** REQUIRED TASK **
Which lines below hold the word "tentang"? Report each one.

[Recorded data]
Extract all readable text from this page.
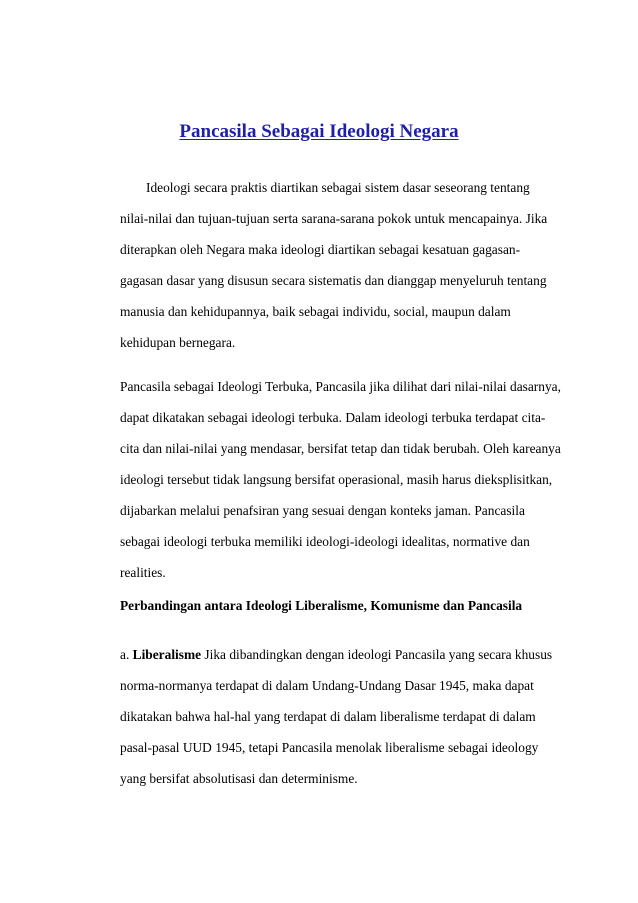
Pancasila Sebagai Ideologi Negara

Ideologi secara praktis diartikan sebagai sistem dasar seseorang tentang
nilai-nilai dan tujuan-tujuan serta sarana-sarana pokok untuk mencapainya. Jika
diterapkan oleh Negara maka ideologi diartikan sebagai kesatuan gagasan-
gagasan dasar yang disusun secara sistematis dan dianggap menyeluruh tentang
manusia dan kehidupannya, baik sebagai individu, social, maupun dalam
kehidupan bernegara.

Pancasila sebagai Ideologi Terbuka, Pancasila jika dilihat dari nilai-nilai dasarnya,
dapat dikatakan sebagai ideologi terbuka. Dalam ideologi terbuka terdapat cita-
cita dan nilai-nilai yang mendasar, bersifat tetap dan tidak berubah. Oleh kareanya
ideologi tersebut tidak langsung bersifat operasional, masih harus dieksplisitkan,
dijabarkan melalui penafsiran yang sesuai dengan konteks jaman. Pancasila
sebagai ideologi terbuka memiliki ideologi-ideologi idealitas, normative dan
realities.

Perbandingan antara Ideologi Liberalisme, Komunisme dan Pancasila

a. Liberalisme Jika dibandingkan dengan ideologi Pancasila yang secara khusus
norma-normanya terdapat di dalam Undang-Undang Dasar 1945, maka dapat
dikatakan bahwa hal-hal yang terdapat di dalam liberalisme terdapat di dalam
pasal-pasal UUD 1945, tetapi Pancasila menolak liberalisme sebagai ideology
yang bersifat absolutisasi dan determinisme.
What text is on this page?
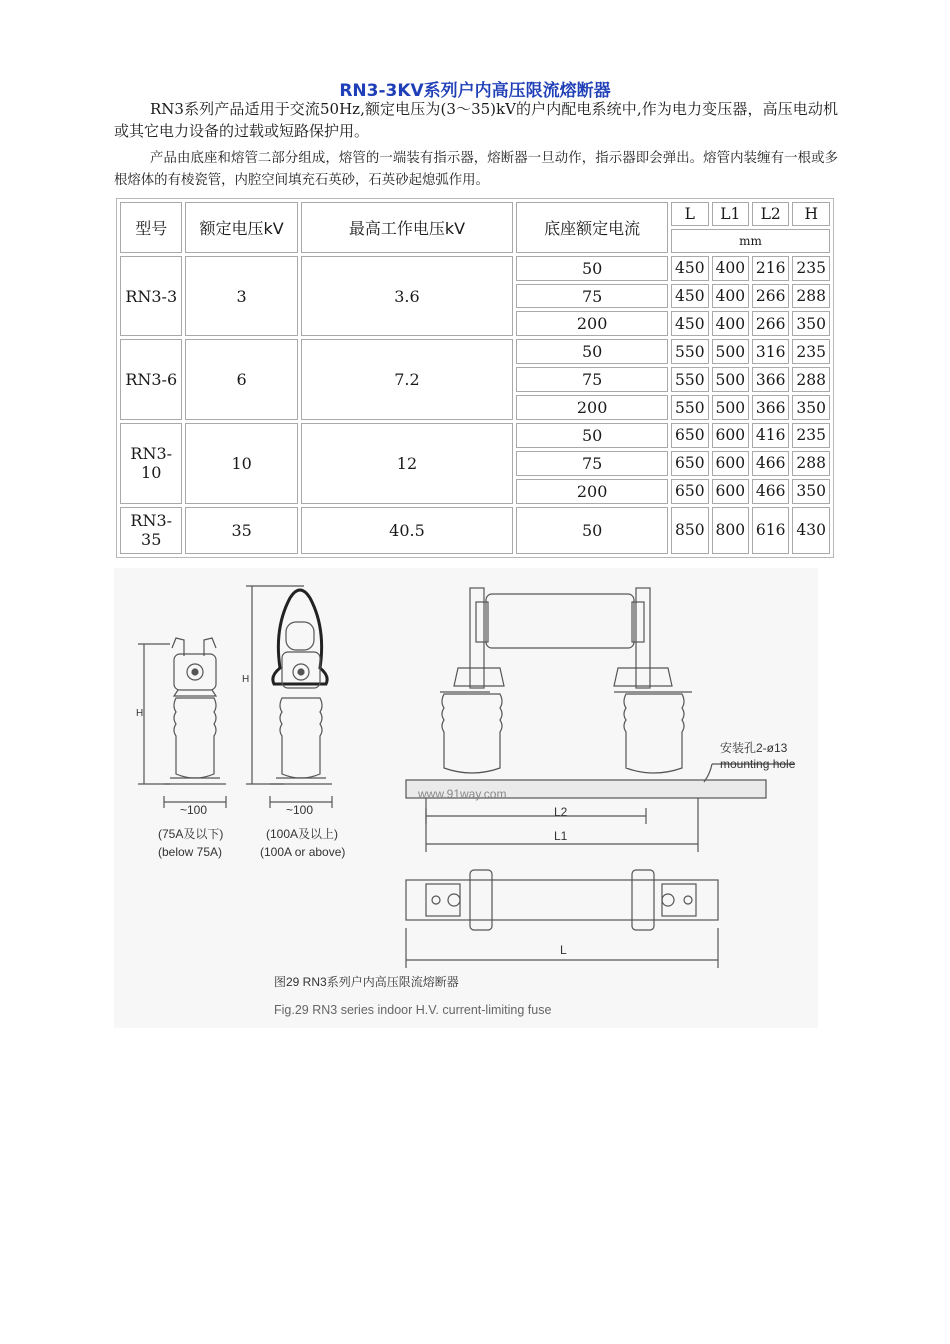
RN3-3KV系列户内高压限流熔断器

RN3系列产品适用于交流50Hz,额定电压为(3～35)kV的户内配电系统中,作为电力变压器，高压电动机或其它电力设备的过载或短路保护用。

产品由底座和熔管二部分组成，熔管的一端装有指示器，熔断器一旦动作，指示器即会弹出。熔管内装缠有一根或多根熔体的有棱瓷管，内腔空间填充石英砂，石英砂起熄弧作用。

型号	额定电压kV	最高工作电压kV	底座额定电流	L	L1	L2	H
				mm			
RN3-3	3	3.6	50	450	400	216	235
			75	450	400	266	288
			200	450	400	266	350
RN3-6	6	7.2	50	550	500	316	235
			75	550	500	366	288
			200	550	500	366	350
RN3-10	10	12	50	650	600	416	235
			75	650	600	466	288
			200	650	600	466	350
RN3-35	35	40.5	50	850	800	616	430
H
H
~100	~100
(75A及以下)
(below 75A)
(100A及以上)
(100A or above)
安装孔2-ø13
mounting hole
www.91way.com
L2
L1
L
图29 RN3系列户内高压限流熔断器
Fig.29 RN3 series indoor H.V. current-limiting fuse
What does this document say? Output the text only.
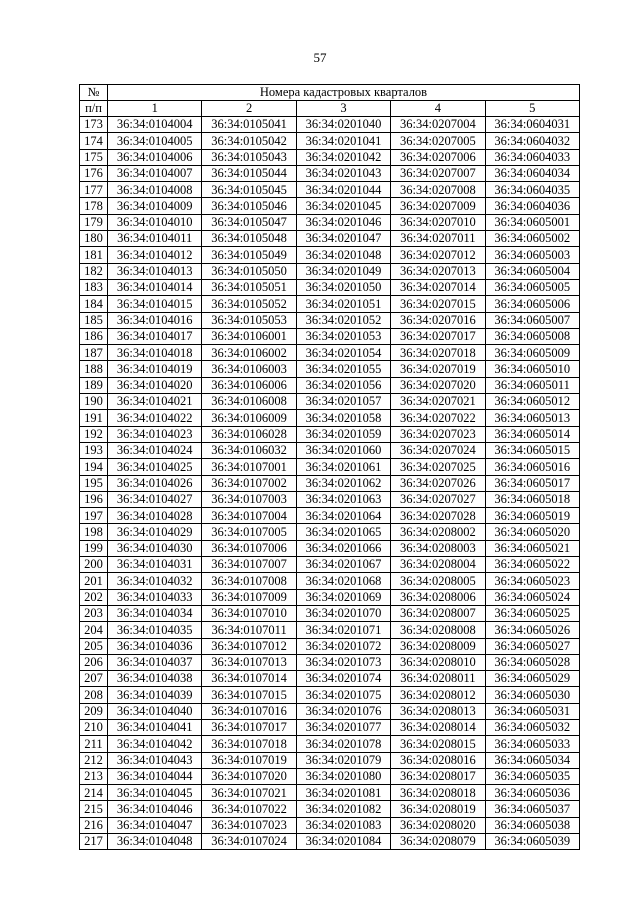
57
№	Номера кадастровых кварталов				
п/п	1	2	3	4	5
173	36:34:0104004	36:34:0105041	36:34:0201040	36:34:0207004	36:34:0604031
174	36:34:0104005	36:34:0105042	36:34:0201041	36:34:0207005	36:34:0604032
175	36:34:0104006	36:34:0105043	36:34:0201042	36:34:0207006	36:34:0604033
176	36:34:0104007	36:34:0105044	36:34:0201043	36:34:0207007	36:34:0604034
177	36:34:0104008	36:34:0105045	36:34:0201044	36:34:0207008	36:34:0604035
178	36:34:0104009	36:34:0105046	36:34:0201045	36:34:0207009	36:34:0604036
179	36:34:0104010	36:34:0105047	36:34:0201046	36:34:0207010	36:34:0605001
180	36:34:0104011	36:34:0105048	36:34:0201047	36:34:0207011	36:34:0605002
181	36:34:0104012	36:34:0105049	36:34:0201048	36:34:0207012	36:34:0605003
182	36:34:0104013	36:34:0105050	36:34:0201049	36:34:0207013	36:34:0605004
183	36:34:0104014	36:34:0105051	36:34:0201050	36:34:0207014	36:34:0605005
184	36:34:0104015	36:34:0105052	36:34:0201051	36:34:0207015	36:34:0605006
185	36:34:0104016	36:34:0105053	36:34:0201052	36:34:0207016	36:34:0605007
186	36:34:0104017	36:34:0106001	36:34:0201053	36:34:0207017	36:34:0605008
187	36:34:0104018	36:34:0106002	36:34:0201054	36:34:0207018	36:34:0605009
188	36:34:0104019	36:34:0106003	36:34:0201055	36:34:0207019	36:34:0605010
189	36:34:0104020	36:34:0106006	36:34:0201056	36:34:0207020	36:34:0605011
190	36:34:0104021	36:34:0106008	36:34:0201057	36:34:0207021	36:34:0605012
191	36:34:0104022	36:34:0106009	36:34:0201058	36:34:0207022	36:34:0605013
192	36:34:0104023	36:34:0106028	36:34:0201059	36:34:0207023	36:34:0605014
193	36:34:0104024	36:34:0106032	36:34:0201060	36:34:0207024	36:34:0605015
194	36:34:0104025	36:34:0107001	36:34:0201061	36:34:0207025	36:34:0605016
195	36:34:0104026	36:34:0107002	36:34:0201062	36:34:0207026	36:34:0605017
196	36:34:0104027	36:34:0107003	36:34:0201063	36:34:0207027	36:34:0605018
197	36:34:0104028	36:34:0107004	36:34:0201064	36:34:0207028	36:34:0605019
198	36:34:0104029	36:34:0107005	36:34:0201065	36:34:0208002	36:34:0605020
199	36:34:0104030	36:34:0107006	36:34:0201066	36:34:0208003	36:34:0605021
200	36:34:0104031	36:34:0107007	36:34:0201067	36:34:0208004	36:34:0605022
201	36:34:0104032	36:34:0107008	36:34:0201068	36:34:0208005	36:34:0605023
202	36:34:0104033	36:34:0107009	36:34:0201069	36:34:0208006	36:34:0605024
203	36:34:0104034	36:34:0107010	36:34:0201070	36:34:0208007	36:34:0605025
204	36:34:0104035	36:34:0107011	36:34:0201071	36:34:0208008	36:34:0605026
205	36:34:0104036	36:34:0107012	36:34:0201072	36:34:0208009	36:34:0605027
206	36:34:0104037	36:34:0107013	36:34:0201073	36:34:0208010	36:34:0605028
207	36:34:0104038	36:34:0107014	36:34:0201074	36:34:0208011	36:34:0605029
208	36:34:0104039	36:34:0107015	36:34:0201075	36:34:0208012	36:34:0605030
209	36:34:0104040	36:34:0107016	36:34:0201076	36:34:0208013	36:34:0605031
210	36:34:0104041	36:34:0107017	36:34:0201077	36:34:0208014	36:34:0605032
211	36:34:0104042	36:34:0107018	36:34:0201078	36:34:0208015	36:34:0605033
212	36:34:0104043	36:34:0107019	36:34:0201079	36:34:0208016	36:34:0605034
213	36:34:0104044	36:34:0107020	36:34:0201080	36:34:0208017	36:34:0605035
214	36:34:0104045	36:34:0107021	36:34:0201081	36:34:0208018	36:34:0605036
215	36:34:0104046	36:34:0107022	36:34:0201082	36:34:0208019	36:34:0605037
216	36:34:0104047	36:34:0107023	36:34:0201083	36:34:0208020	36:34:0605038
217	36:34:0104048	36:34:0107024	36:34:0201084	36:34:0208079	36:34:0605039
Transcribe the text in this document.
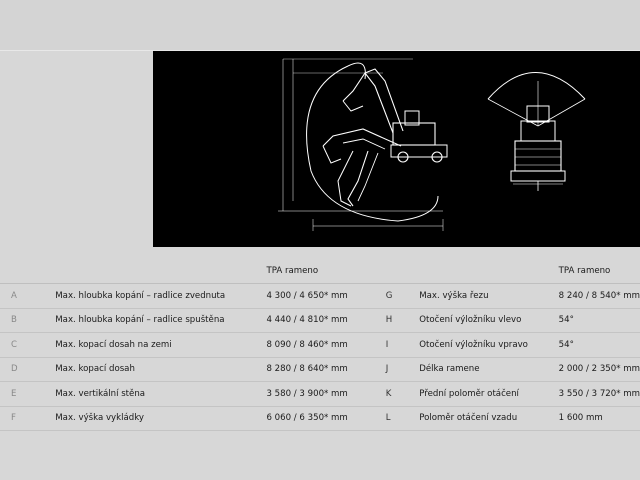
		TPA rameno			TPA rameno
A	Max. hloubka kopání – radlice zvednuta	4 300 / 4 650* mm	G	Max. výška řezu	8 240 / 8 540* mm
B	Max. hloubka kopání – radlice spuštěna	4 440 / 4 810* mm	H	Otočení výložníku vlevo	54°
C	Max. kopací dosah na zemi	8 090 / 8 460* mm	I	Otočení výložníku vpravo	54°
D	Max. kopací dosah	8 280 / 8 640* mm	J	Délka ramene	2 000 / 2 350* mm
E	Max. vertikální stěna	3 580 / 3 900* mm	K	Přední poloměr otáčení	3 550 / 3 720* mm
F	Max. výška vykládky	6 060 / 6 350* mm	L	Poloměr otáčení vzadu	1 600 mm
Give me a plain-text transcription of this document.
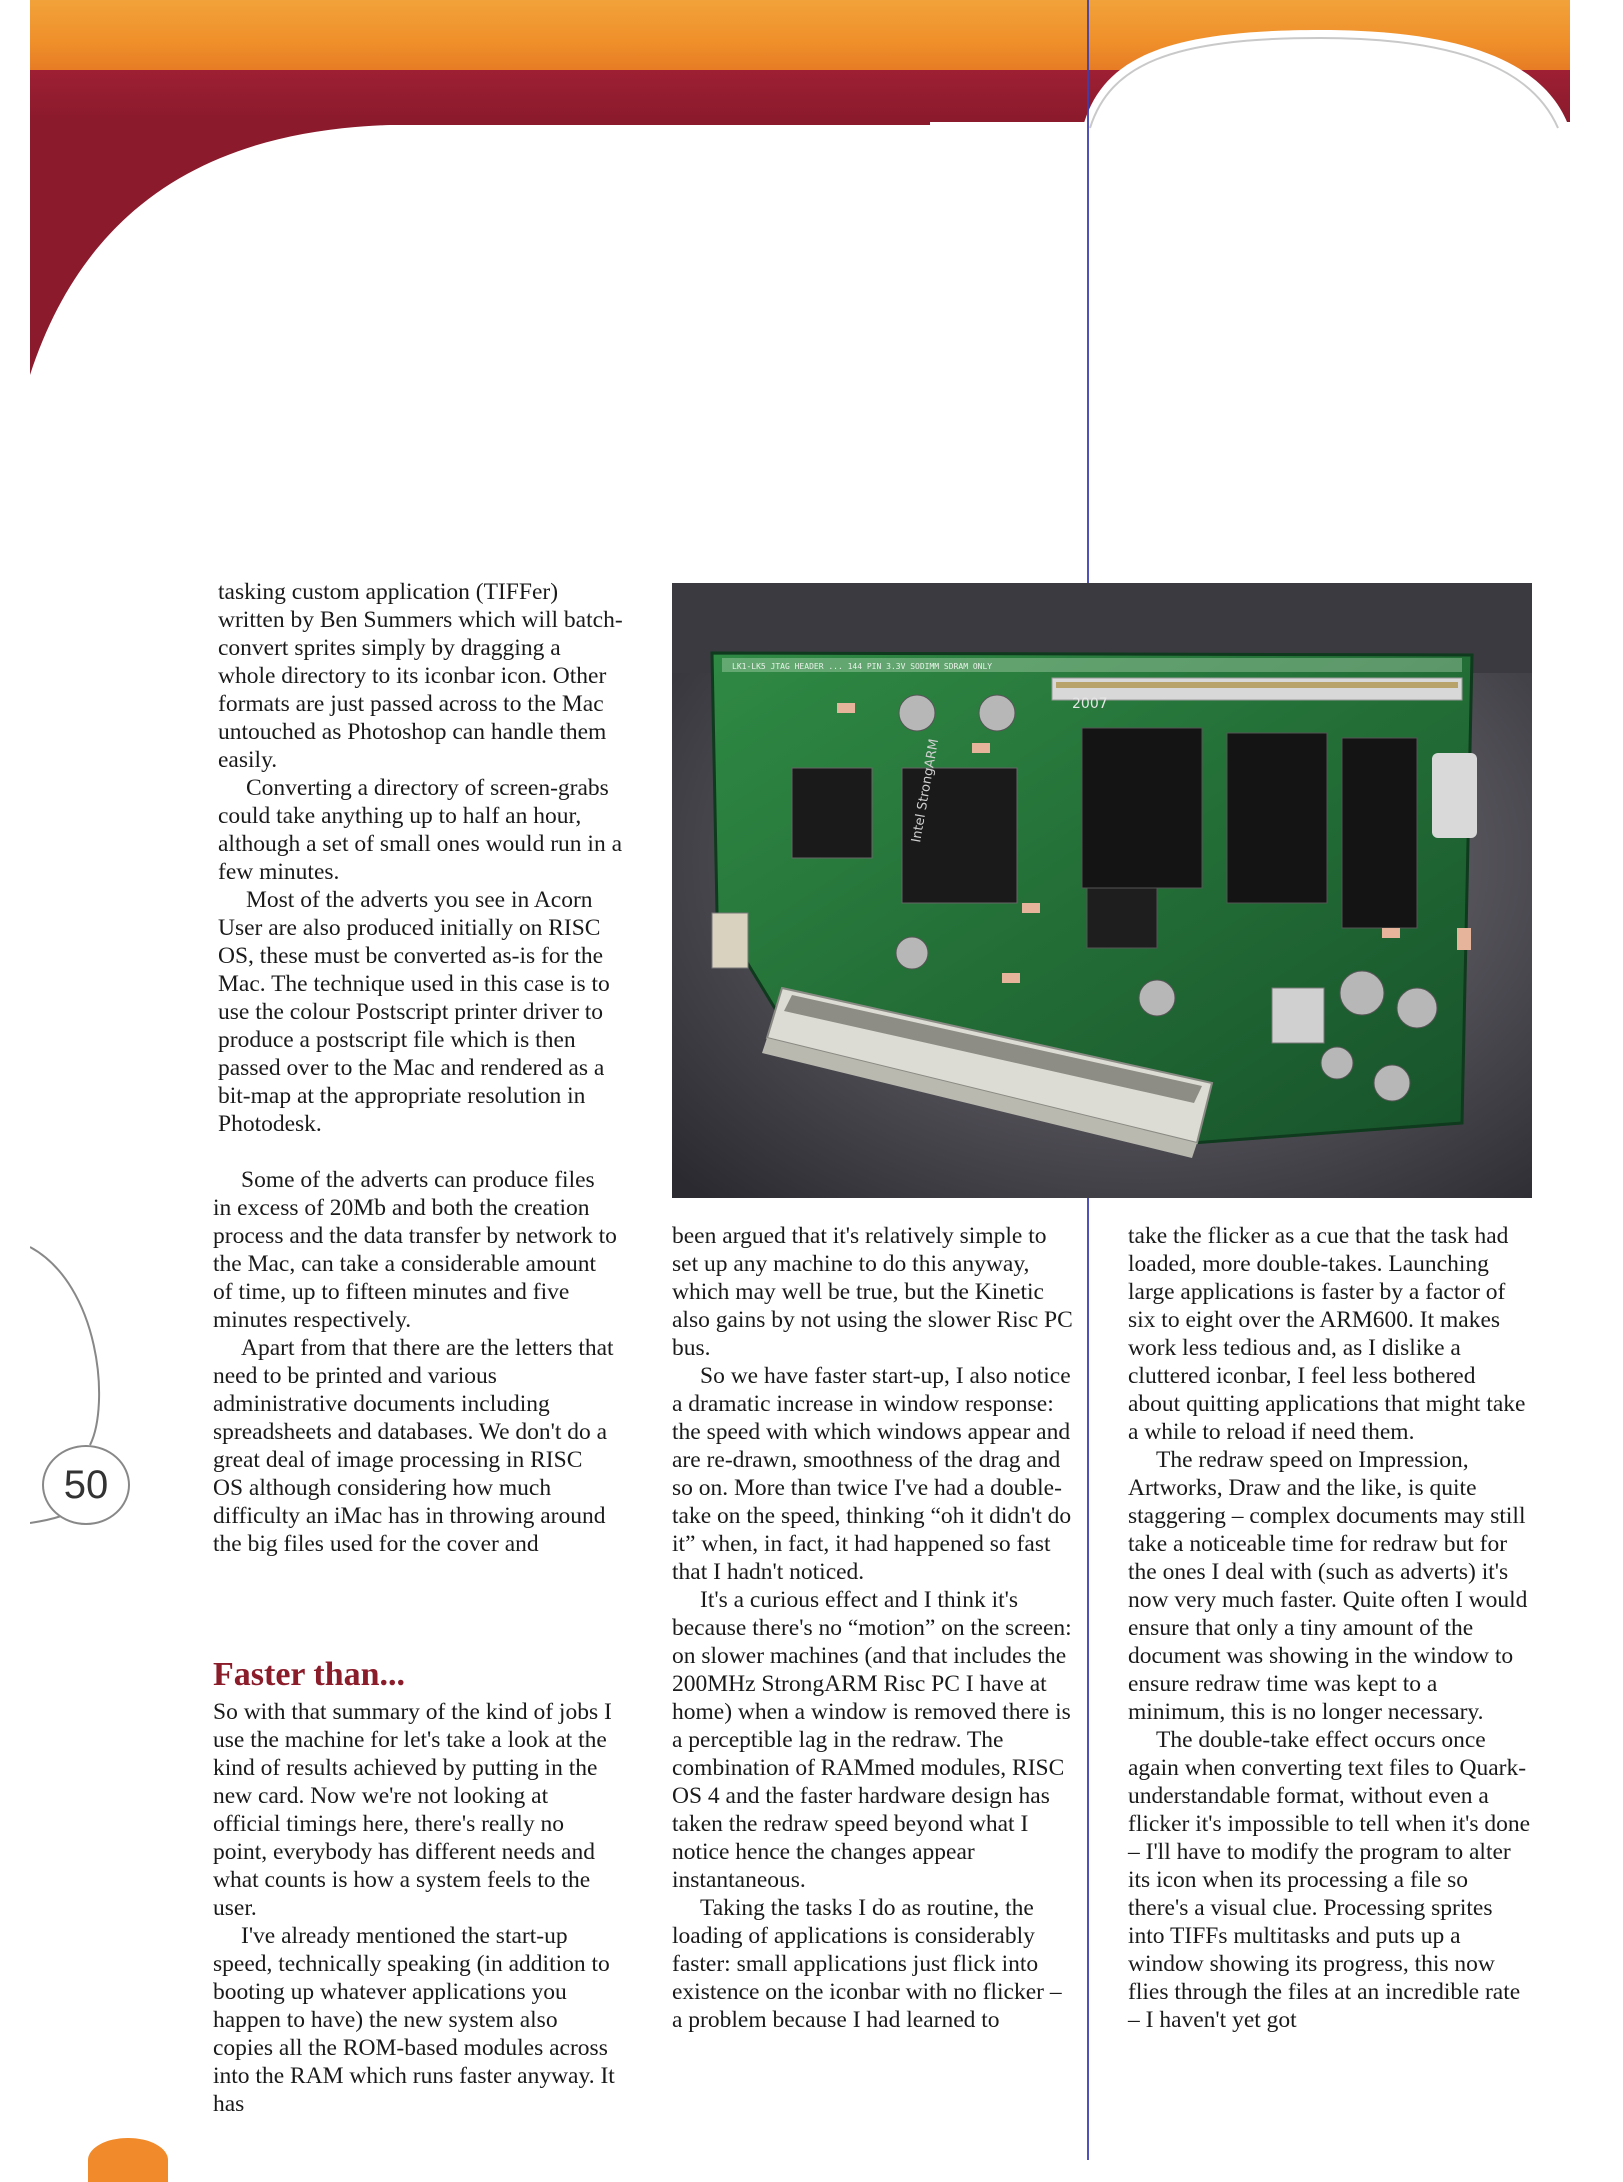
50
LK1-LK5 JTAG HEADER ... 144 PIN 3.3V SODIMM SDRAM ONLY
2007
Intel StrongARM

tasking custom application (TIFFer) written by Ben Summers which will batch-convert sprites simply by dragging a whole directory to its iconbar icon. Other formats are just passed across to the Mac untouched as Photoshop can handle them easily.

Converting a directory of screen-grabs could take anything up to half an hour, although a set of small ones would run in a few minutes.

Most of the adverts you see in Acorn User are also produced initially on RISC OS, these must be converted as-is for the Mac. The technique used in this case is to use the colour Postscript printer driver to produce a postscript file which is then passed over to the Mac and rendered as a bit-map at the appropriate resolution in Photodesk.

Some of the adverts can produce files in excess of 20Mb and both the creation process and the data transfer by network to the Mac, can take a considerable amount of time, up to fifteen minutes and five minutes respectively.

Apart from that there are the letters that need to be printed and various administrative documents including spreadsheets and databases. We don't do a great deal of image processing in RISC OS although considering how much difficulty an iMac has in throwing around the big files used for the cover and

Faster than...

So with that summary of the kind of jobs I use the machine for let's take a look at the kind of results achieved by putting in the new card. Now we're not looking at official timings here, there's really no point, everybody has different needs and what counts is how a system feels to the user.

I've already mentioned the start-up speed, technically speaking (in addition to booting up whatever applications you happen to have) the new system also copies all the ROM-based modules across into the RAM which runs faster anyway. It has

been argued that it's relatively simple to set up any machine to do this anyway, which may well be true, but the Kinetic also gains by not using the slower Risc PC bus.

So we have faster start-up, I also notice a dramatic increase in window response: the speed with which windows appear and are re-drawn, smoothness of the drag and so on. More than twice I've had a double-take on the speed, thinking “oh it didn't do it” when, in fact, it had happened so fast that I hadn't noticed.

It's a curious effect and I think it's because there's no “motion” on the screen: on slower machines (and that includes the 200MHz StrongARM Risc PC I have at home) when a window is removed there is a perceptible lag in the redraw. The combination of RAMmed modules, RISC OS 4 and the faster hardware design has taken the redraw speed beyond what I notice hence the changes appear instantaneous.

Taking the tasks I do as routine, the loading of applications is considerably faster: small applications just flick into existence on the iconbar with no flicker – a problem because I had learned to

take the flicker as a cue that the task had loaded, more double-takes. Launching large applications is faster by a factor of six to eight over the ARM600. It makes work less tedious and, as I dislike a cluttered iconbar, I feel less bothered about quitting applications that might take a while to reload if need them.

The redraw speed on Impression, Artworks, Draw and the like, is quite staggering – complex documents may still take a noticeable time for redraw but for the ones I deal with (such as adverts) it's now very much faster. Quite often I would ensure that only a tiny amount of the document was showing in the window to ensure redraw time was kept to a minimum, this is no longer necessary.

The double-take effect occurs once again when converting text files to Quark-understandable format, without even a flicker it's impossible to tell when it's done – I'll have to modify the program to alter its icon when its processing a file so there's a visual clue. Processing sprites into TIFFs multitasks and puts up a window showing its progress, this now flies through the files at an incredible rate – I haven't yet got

** FINISHED EXERCISE **
Ideologi secara praktis diartikan sebagai sistem dasar seseorang tentang
gagasan dasar yang disusun secara sistematis dan dianggap menyeluruh tentang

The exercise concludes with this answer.